§ Text to read
────

Barber’s Knoxville: Summer of 1915 is a one-movement work based on an excerpted version of a prose poem by James Agee that conjures his childhood memories of a summer evening in his Tennessee hometown. “Agee’s poem was vivid and moved me deeply,” the composer said later, “and my musical response that summer of 1947 was immediate and intense. ... You see, it expresses a child’s feelings of loneliness, wonder and lack of identity in that marginal world between twilight and sleep.”
Harvey has performed Knoxville three previous times. During her preparations, she fell in love with the work and wished she had taken it on sooner. “It’s got a lot of variety musically,” she said. “The text is just so fabulous. There are parts that always make me tear up. It doesn’t matter how many times I’ve sung it or heard it.”
In one section, there is a reference to the child’s father and mother, and Harvey recalled that she could barely get through those words during her last performance, because her father and daughter were in the audience. “That was so difficult to not cry.”
Barber composed the piece for Eleanor Steber, who premiered it in 1948 with conductor Serge Koussevitsky and the Boston Symphony. Other famous sopranos known for the work include Renée Fleming, Barbara Hendricks, Sylvia McNair and Leontyne Price. “Singers love to do it,” Harvey said. “It’s fun for the orchestra to play, and the audience can be drawn into it and affected by it. What’s not to like about any of that?”

────

§ Data for processing
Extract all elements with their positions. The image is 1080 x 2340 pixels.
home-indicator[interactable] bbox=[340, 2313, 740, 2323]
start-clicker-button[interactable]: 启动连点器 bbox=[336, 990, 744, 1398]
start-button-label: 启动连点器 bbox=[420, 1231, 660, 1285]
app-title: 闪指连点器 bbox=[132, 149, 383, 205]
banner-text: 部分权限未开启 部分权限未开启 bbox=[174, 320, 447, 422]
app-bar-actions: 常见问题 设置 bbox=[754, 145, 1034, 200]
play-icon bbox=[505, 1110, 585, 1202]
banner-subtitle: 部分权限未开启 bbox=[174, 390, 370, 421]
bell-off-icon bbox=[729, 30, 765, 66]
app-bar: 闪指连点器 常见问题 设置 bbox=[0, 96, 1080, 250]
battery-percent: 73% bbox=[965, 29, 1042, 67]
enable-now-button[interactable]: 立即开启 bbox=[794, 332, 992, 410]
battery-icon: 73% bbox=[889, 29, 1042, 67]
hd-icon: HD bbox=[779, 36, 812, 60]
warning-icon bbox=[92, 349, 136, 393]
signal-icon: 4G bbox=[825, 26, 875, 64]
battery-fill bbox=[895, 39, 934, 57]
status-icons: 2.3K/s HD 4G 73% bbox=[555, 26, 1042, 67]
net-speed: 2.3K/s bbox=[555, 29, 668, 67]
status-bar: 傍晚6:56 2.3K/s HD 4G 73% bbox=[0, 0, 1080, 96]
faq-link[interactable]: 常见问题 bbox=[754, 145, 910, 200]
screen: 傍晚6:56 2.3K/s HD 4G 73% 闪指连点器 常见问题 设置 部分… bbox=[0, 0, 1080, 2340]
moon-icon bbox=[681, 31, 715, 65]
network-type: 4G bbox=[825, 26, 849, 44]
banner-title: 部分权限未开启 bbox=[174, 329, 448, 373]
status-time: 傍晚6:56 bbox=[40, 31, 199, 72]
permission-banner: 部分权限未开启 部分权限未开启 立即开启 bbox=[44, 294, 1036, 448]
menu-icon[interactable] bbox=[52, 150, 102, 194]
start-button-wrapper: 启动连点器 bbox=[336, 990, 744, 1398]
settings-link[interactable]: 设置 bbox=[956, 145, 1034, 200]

────

§ Problems to solve
(a) Translate this sentence from the text about Barber's Knoxville: Summer of 1915 into Spanish: "Harvey has performed Knoxville three previous times."
(b) Copy every line of the listing without any change.

§ Full solutions
(a) Harvey ha interpretado Knoxville en tres ocasiones anteriores.

(b)
Extract all elements with their positions. The image is 1080 x 2340 pixels.
home-indicator[interactable] bbox=[340, 2313, 740, 2323]
start-clicker-button[interactable]: 启动连点器 bbox=[336, 990, 744, 1398]
start-button-label: 启动连点器 bbox=[420, 1231, 660, 1285]
app-title: 闪指连点器 bbox=[132, 149, 383, 205]
banner-text: 部分权限未开启 部分权限未开启 bbox=[174, 320, 447, 422]
app-bar-actions: 常见问题 设置 bbox=[754, 145, 1034, 200]
play-icon bbox=[505, 1110, 585, 1202]
banner-subtitle: 部分权限未开启 bbox=[174, 390, 370, 421]
bell-off-icon bbox=[729, 30, 765, 66]
app-bar: 闪指连点器 常见问题 设置 bbox=[0, 96, 1080, 250]
battery-percent: 73% bbox=[965, 29, 1042, 67]
enable-now-button[interactable]: 立即开启 bbox=[794, 332, 992, 410]
battery-icon: 73% bbox=[889, 29, 1042, 67]
hd-icon: HD bbox=[779, 36, 812, 60]
warning-icon bbox=[92, 349, 136, 393]
signal-icon: 4G bbox=[825, 26, 875, 64]
battery-fill bbox=[895, 39, 934, 57]
status-icons: 2.3K/s HD 4G 73% bbox=[555, 26, 1042, 67]
net-speed: 2.3K/s bbox=[555, 29, 668, 67]
status-bar: 傍晚6:56 2.3K/s HD 4G 73% bbox=[0, 0, 1080, 96]
faq-link[interactable]: 常见问题 bbox=[754, 145, 910, 200]
screen: 傍晚6:56 2.3K/s HD 4G 73% 闪指连点器 常见问题 设置 部分… bbox=[0, 0, 1080, 2340]
moon-icon bbox=[681, 31, 715, 65]
network-type: 4G bbox=[825, 26, 849, 44]
banner-title: 部分权限未开启 bbox=[174, 329, 448, 373]
status-time: 傍晚6:56 bbox=[40, 31, 199, 72]
permission-banner: 部分权限未开启 部分权限未开启 立即开启 bbox=[44, 294, 1036, 448]
menu-icon[interactable] bbox=[52, 150, 102, 194]
start-button-wrapper: 启动连点器 bbox=[336, 990, 744, 1398]
settings-link[interactable]: 设置 bbox=[956, 145, 1034, 200]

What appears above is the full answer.